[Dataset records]
+ + + + +

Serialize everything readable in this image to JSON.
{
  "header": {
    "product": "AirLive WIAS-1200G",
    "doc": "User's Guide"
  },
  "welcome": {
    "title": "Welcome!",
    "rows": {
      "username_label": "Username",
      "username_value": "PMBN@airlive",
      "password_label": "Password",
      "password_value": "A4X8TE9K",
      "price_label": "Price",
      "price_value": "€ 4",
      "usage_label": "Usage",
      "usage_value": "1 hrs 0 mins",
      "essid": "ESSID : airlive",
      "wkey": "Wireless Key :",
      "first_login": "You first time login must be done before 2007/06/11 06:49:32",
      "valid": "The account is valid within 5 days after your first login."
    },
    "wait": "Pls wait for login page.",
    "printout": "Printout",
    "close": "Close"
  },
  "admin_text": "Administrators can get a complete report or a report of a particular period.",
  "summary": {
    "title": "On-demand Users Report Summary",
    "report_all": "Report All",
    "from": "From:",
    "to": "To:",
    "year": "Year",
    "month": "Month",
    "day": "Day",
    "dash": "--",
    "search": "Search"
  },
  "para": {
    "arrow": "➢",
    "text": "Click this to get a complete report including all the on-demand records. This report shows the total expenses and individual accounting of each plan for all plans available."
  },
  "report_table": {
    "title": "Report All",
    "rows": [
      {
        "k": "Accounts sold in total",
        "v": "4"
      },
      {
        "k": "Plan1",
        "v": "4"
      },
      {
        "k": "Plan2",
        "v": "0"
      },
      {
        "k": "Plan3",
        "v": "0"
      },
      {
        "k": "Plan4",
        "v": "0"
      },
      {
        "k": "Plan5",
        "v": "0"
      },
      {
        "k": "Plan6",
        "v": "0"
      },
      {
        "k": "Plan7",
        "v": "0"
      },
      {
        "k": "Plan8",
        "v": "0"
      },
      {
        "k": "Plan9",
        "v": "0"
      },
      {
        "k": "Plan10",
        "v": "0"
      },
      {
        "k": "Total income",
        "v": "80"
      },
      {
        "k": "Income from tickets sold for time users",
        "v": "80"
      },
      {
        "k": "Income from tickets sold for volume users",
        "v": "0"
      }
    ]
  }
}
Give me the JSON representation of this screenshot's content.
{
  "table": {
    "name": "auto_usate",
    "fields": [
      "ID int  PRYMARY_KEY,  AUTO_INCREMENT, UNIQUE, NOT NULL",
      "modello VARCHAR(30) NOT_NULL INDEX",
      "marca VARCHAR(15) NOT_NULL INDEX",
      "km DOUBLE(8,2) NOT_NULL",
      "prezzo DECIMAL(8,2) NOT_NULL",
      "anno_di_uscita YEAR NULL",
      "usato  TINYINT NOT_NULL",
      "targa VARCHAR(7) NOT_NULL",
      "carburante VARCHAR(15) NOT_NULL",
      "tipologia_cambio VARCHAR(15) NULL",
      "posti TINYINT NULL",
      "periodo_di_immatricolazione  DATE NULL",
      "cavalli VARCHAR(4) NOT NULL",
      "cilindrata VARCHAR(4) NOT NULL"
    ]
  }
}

+ + + + +

- What you will do -
Write out every entry verbatim.

- Reply to the exercise -
Serialize everything readable in this image to JSON.
{
  "header": {
    "product": "AirLive WIAS-1200G",
    "doc": "User's Guide"
  },
  "welcome": {
    "title": "Welcome!",
    "rows": {
      "username_label": "Username",
      "username_value": "PMBN@airlive",
      "password_label": "Password",
      "password_value": "A4X8TE9K",
      "price_label": "Price",
      "price_value": "€ 4",
      "usage_label": "Usage",
      "usage_value": "1 hrs 0 mins",
      "essid": "ESSID : airlive",
      "wkey": "Wireless Key :",
      "first_login": "You first time login must be done before 2007/06/11 06:49:32",
      "valid": "The account is valid within 5 days after your first login."
    },
    "wait": "Pls wait for login page.",
    "printout": "Printout",
    "close": "Close"
  },
  "admin_text": "Administrators can get a complete report or a report of a particular period.",
  "summary": {
    "title": "On-demand Users Report Summary",
    "report_all": "Report All",
    "from": "From:",
    "to": "To:",
    "year": "Year",
    "month": "Month",
    "day": "Day",
    "dash": "--",
    "search": "Search"
  },
  "para": {
    "arrow": "➢",
    "text": "Click this to get a complete report including all the on-demand records. This report shows the total expenses and individual accounting of each plan for all plans available."
  },
  "report_table": {
    "title": "Report All",
    "rows": [
      {
        "k": "Accounts sold in total",
        "v": "4"
      },
      {
        "k": "Plan1",
        "v": "4"
      },
      {
        "k": "Plan2",
        "v": "0"
      },
      {
        "k": "Plan3",
        "v": "0"
      },
      {
        "k": "Plan4",
        "v": "0"
      },
      {
        "k": "Plan5",
        "v": "0"
      },
      {
        "k": "Plan6",
        "v": "0"
      },
      {
        "k": "Plan7",
        "v": "0"
      },
      {
        "k": "Plan8",
        "v": "0"
      },
      {
        "k": "Plan9",
        "v": "0"
      },
      {
        "k": "Plan10",
        "v": "0"
      },
      {
        "k": "Total income",
        "v": "80"
      },
      {
        "k": "Income from tickets sold for time users",
        "v": "80"
      },
      {
        "k": "Income from tickets sold for volume users",
        "v": "0"
      }
    ]
  }
}
Give me the JSON representation of this screenshot's content.
{
  "table": {
    "name": "auto_usate",
    "fields": [
      "ID int  PRYMARY_KEY,  AUTO_INCREMENT, UNIQUE, NOT NULL",
      "modello VARCHAR(30) NOT_NULL INDEX",
      "marca VARCHAR(15) NOT_NULL INDEX",
      "km DOUBLE(8,2) NOT_NULL",
      "prezzo DECIMAL(8,2) NOT_NULL",
      "anno_di_uscita YEAR NULL",
      "usato  TINYINT NOT_NULL",
      "targa VARCHAR(7) NOT_NULL",
      "carburante VARCHAR(15) NOT_NULL",
      "tipologia_cambio VARCHAR(15) NULL",
      "posti TINYINT NULL",
      "periodo_di_immatricolazione  DATE NULL",
      "cavalli VARCHAR(4) NOT NULL",
      "cilindrata VARCHAR(4) NOT NULL"
    ]
  }
}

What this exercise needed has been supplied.